● **Exercise directions**
Your task is to transcribe all of the records exactly and leave out the pictures.

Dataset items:
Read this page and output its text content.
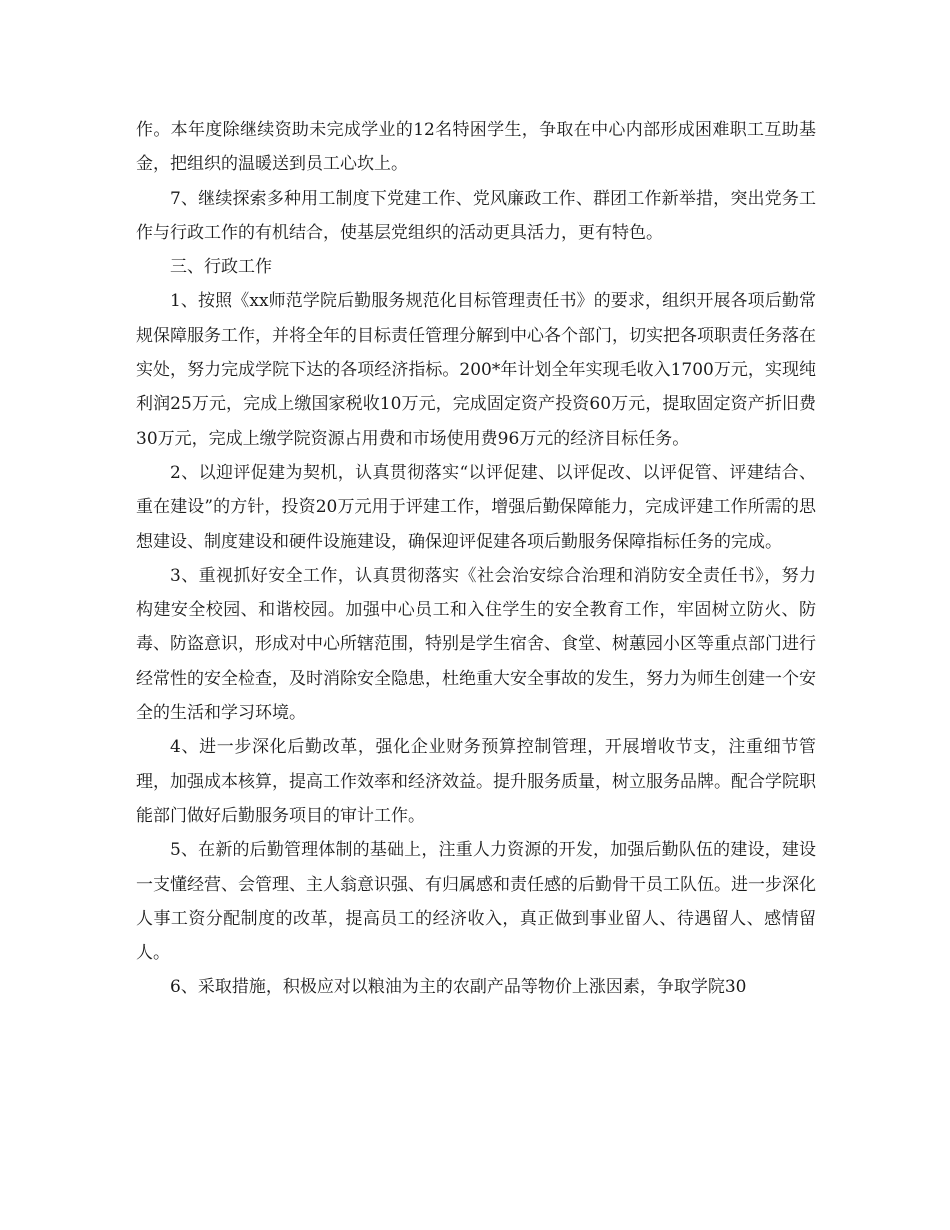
作。本年度除继续资助未完成学业的12名特困学生，争取在中心内部形成困难职工互助基金，把组织的温暖送到员工心坎上。

7、继续探索多种用工制度下党建工作、党风廉政工作、群团工作新举措，突出党务工作与行政工作的有机结合，使基层党组织的活动更具活力，更有特色。

三、行政工作

1、按照《xx师范学院后勤服务规范化目标管理责任书》的要求，组织开展各项后勤常规保障服务工作，并将全年的目标责任管理分解到中心各个部门，切实把各项职责任务落在实处，努力完成学院下达的各项经济指标。200*年计划全年实现毛收入1700万元，实现纯利润25万元，完成上缴国家税收10万元，完成固定资产投资60万元，提取固定资产折旧费30万元，完成上缴学院资源占用费和市场使用费96万元的经济目标任务。

2、以迎评促建为契机，认真贯彻落实“以评促建、以评促改、以评促管、评建结合、重在建设”的方针，投资20万元用于评建工作，增强后勤保障能力，完成评建工作所需的思想建设、制度建设和硬件设施建设，确保迎评促建各项后勤服务保障指标任务的完成。

3、重视抓好安全工作，认真贯彻落实《社会治安综合治理和消防安全责任书》，努力构建安全校园、和谐校园。加强中心员工和入住学生的安全教育工作，牢固树立防火、防毒、防盗意识，形成对中心所辖范围，特别是学生宿舍、食堂、树蕙园小区等重点部门进行经常性的安全检查，及时消除安全隐患，杜绝重大安全事故的发生，努力为师生创建一个安全的生活和学习环境。

4、进一步深化后勤改革，强化企业财务预算控制管理，开展增收节支，注重细节管理，加强成本核算，提高工作效率和经济效益。提升服务质量，树立服务品牌。配合学院职能部门做好后勤服务项目的审计工作。

5、在新的后勤管理体制的基础上，注重人力资源的开发，加强后勤队伍的建设，建设一支懂经营、会管理、主人翁意识强、有归属感和责任感的后勤骨干员工队伍。进一步深化人事工资分配制度的改革，提高员工的经济收入，真正做到事业留人、待遇留人、感情留人。

6、采取措施，积极应对以粮油为主的农副产品等物价上涨因素，争取学院30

● **The completed task**
Read this page and output its text content.
作。本年度除继续资助未完成学业的12名特困学生，争取在中心内部形成困难职工互助基金，把组织的温暖送到员工心坎上。

7、继续探索多种用工制度下党建工作、党风廉政工作、群团工作新举措，突出党务工作与行政工作的有机结合，使基层党组织的活动更具活力，更有特色。

三、行政工作

1、按照《xx师范学院后勤服务规范化目标管理责任书》的要求，组织开展各项后勤常规保障服务工作，并将全年的目标责任管理分解到中心各个部门，切实把各项职责任务落在实处，努力完成学院下达的各项经济指标。200*年计划全年实现毛收入1700万元，实现纯利润25万元，完成上缴国家税收10万元，完成固定资产投资60万元，提取固定资产折旧费30万元，完成上缴学院资源占用费和市场使用费96万元的经济目标任务。

2、以迎评促建为契机，认真贯彻落实“以评促建、以评促改、以评促管、评建结合、重在建设”的方针，投资20万元用于评建工作，增强后勤保障能力，完成评建工作所需的思想建设、制度建设和硬件设施建设，确保迎评促建各项后勤服务保障指标任务的完成。

3、重视抓好安全工作，认真贯彻落实《社会治安综合治理和消防安全责任书》，努力构建安全校园、和谐校园。加强中心员工和入住学生的安全教育工作，牢固树立防火、防毒、防盗意识，形成对中心所辖范围，特别是学生宿舍、食堂、树蕙园小区等重点部门进行经常性的安全检查，及时消除安全隐患，杜绝重大安全事故的发生，努力为师生创建一个安全的生活和学习环境。

4、进一步深化后勤改革，强化企业财务预算控制管理，开展增收节支，注重细节管理，加强成本核算，提高工作效率和经济效益。提升服务质量，树立服务品牌。配合学院职能部门做好后勤服务项目的审计工作。

5、在新的后勤管理体制的基础上，注重人力资源的开发，加强后勤队伍的建设，建设一支懂经营、会管理、主人翁意识强、有归属感和责任感的后勤骨干员工队伍。进一步深化人事工资分配制度的改革，提高员工的经济收入，真正做到事业留人、待遇留人、感情留人。

6、采取措施，积极应对以粮油为主的农副产品等物价上涨因素，争取学院30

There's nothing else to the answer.